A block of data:
==========

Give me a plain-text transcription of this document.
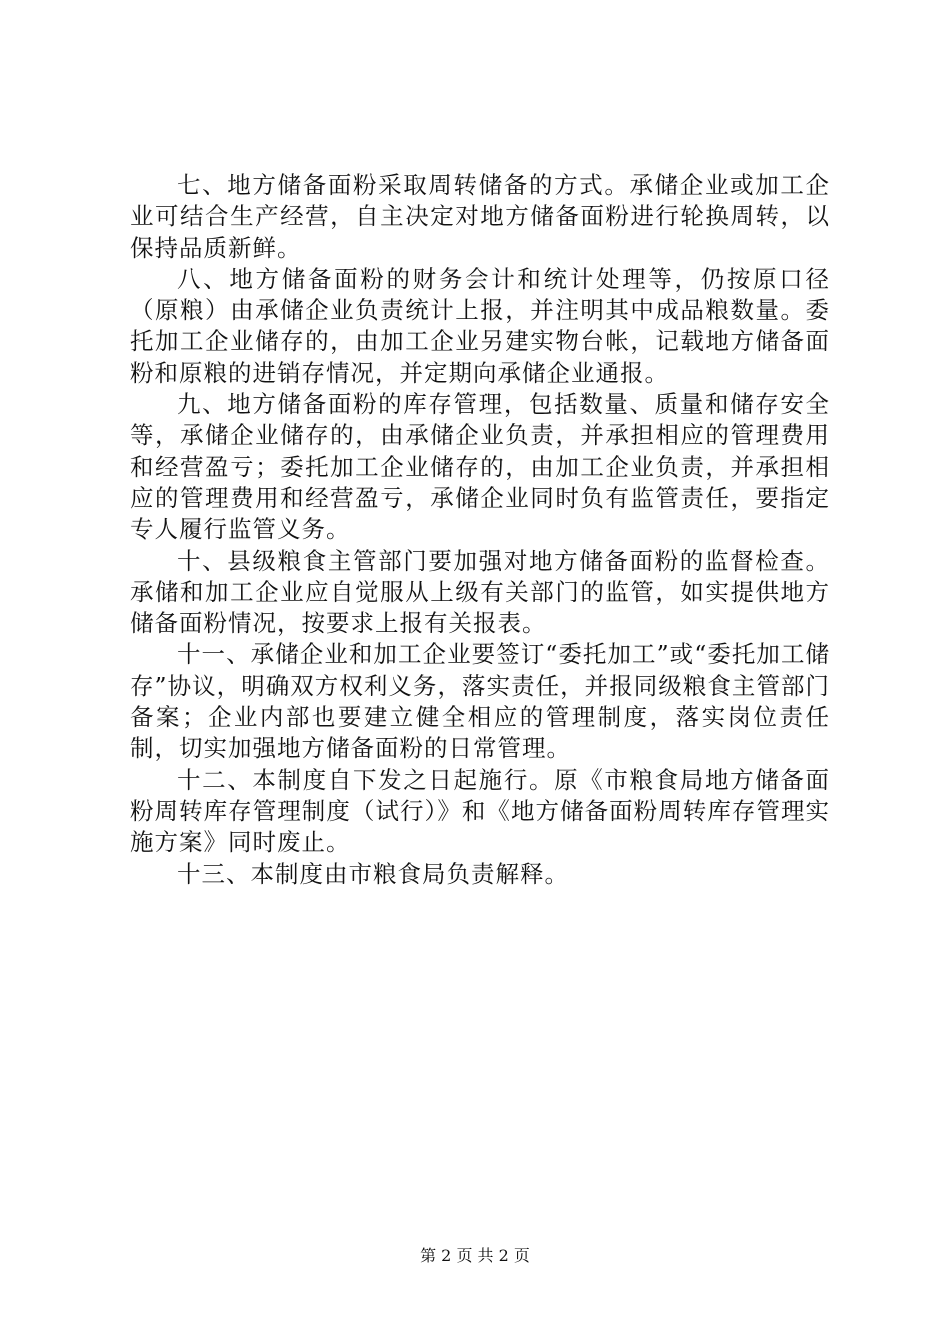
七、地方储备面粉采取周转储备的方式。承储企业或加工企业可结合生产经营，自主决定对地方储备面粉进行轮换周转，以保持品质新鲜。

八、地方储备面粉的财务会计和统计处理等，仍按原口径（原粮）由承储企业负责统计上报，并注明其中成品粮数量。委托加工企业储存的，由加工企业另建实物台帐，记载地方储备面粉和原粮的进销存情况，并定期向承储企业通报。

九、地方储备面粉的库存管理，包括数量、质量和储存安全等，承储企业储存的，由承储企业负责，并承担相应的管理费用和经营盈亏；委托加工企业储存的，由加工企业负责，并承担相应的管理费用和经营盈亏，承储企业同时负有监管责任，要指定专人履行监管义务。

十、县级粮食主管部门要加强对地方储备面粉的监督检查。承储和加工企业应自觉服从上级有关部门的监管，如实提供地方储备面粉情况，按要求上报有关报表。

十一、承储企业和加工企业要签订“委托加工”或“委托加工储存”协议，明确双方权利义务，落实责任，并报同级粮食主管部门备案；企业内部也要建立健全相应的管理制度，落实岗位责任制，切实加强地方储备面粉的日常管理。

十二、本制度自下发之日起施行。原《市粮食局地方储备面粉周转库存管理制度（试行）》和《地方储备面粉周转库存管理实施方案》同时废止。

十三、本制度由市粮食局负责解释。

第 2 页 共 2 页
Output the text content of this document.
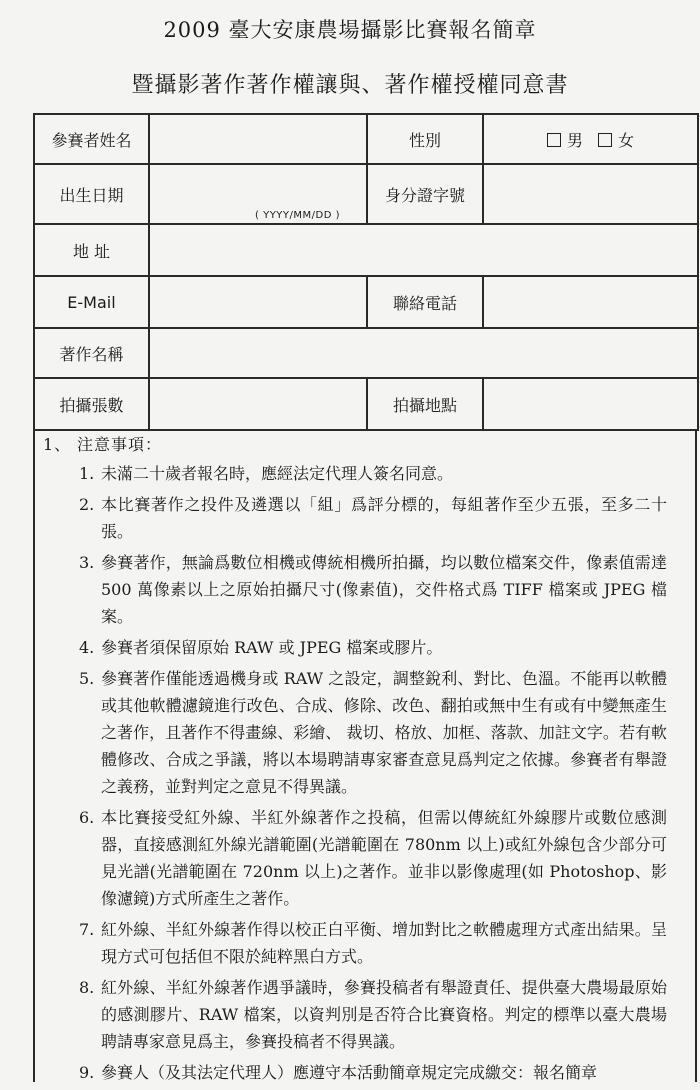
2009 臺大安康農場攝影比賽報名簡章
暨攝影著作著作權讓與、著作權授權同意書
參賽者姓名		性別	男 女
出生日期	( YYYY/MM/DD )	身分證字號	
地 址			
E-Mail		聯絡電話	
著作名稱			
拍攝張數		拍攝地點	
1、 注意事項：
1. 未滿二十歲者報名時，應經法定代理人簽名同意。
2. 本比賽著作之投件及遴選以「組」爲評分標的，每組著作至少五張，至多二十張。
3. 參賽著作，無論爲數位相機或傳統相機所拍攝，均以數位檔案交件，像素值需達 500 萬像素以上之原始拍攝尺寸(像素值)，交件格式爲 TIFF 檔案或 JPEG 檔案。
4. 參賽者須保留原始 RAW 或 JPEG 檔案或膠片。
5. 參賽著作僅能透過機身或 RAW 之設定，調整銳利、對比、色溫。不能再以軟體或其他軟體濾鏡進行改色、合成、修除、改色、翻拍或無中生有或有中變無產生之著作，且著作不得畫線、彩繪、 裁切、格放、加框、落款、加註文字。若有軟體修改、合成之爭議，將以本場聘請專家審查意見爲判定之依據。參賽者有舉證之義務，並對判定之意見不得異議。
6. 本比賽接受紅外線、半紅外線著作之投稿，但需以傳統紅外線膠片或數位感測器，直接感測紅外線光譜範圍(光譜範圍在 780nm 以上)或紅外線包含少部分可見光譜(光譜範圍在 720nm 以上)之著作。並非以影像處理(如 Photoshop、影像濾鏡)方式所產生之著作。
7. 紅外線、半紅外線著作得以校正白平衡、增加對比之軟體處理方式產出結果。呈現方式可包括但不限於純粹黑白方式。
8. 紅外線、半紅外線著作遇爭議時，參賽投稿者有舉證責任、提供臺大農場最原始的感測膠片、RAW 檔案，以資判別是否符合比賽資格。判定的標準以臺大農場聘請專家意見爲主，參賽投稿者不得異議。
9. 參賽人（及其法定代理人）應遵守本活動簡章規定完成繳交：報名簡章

==========

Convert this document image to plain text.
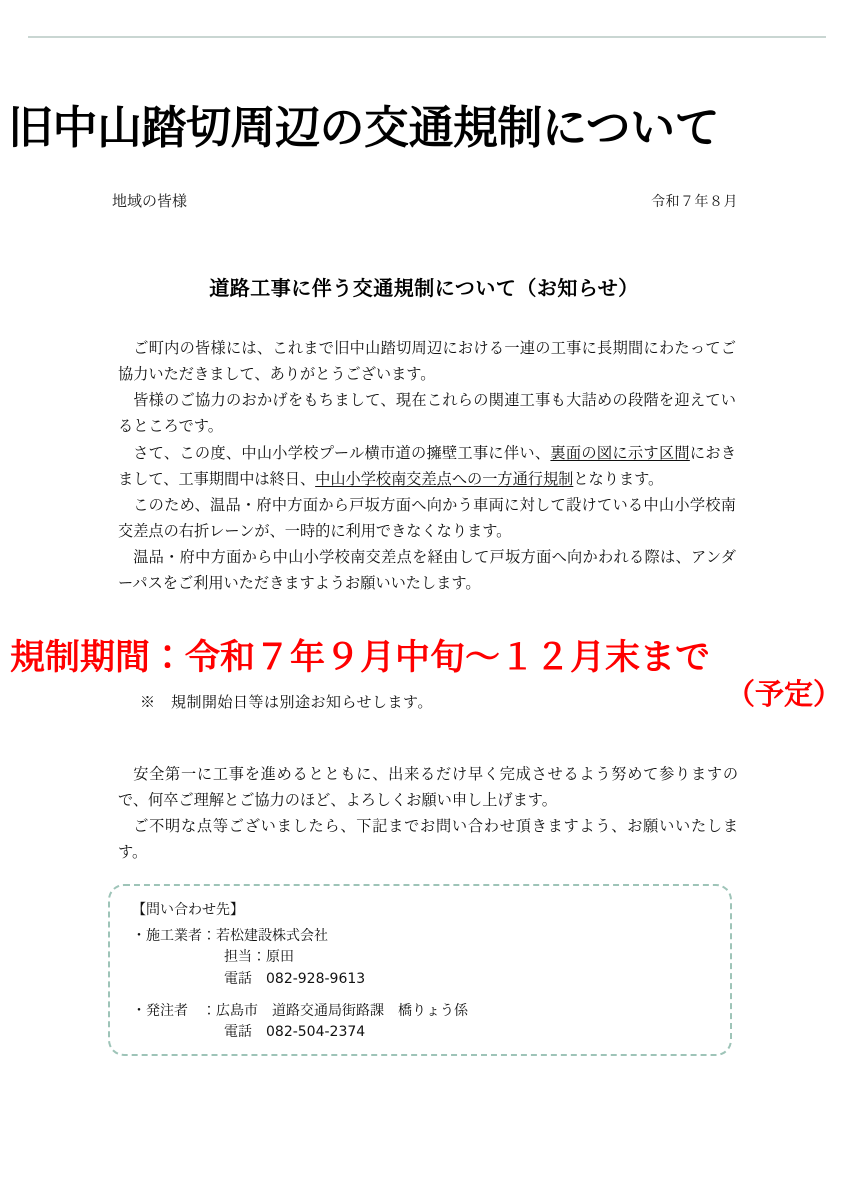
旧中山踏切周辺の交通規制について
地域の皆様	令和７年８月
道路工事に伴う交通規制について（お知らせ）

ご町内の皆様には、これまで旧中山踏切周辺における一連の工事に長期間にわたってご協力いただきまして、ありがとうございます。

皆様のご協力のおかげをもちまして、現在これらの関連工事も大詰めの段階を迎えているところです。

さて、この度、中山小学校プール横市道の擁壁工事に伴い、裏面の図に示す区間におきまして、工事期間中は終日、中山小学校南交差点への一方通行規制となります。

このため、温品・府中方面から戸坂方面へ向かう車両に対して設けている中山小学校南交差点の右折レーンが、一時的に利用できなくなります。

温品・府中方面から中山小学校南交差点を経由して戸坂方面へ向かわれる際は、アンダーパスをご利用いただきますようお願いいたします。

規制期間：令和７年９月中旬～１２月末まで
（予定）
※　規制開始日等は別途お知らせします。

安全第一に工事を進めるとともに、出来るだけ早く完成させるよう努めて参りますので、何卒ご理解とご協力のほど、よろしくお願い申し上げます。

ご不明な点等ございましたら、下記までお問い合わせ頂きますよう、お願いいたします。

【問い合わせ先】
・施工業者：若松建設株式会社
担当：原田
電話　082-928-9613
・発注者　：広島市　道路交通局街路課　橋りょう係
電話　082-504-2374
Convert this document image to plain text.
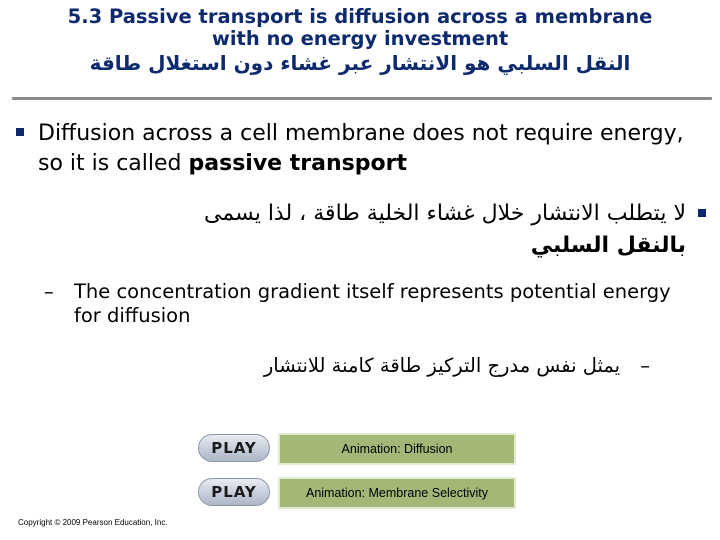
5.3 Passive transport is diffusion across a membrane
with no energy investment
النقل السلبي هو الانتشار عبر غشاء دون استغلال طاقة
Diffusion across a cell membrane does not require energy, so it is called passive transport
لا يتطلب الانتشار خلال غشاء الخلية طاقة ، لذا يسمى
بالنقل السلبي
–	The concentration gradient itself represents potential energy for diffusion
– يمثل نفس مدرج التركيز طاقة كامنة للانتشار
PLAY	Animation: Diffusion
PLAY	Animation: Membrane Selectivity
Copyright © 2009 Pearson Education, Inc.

==========

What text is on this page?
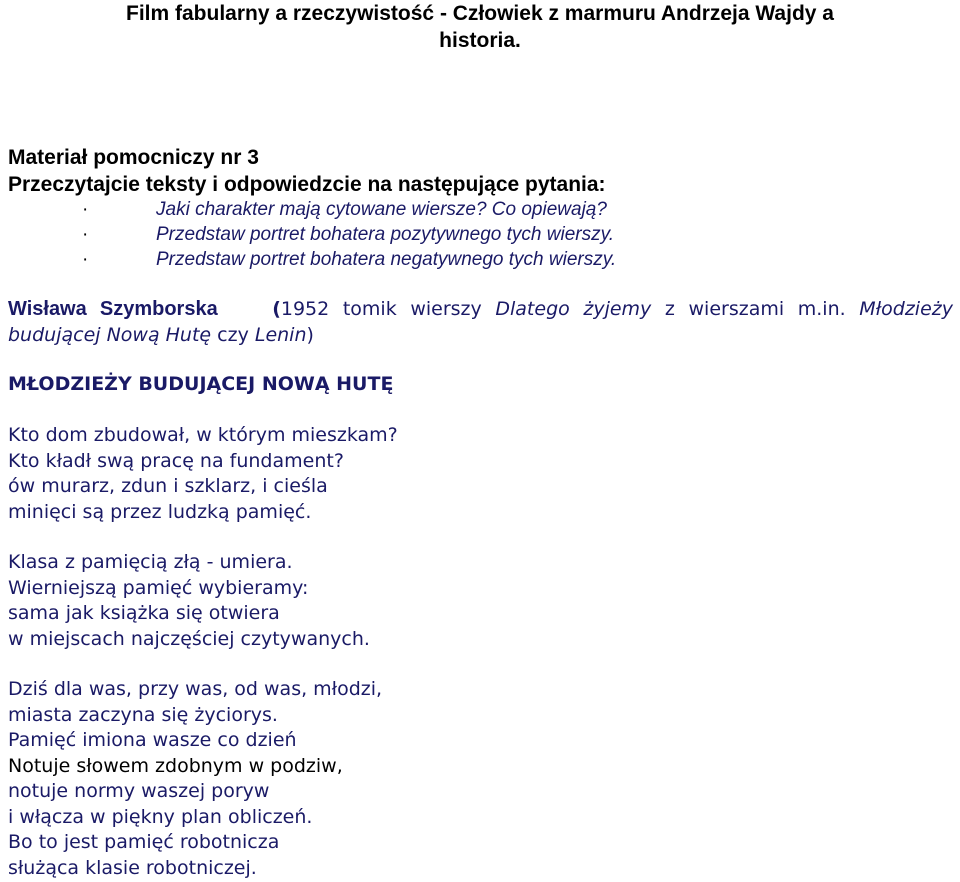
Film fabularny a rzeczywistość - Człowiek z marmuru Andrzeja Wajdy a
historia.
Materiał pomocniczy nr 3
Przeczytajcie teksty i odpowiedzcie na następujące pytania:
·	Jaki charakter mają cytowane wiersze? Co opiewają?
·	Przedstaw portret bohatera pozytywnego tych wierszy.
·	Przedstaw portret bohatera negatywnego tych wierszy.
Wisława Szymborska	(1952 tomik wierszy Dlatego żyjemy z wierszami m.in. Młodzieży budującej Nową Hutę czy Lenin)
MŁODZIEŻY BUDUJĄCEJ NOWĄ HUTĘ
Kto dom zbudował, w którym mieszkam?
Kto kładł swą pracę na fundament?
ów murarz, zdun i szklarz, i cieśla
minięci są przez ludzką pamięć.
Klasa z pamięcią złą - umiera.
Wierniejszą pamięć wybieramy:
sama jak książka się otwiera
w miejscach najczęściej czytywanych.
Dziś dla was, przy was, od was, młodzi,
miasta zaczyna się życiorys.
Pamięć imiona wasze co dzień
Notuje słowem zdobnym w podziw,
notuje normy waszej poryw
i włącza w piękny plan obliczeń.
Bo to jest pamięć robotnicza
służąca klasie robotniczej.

==========

* TASK PROMPT
Report all lines of the data that include the word "bohatera".

* SOLUTION TO THIS TASK
·	Przedstaw portret bohatera pozytywnego tych wierszy.
·	Przedstaw portret bohatera negatywnego tych wierszy.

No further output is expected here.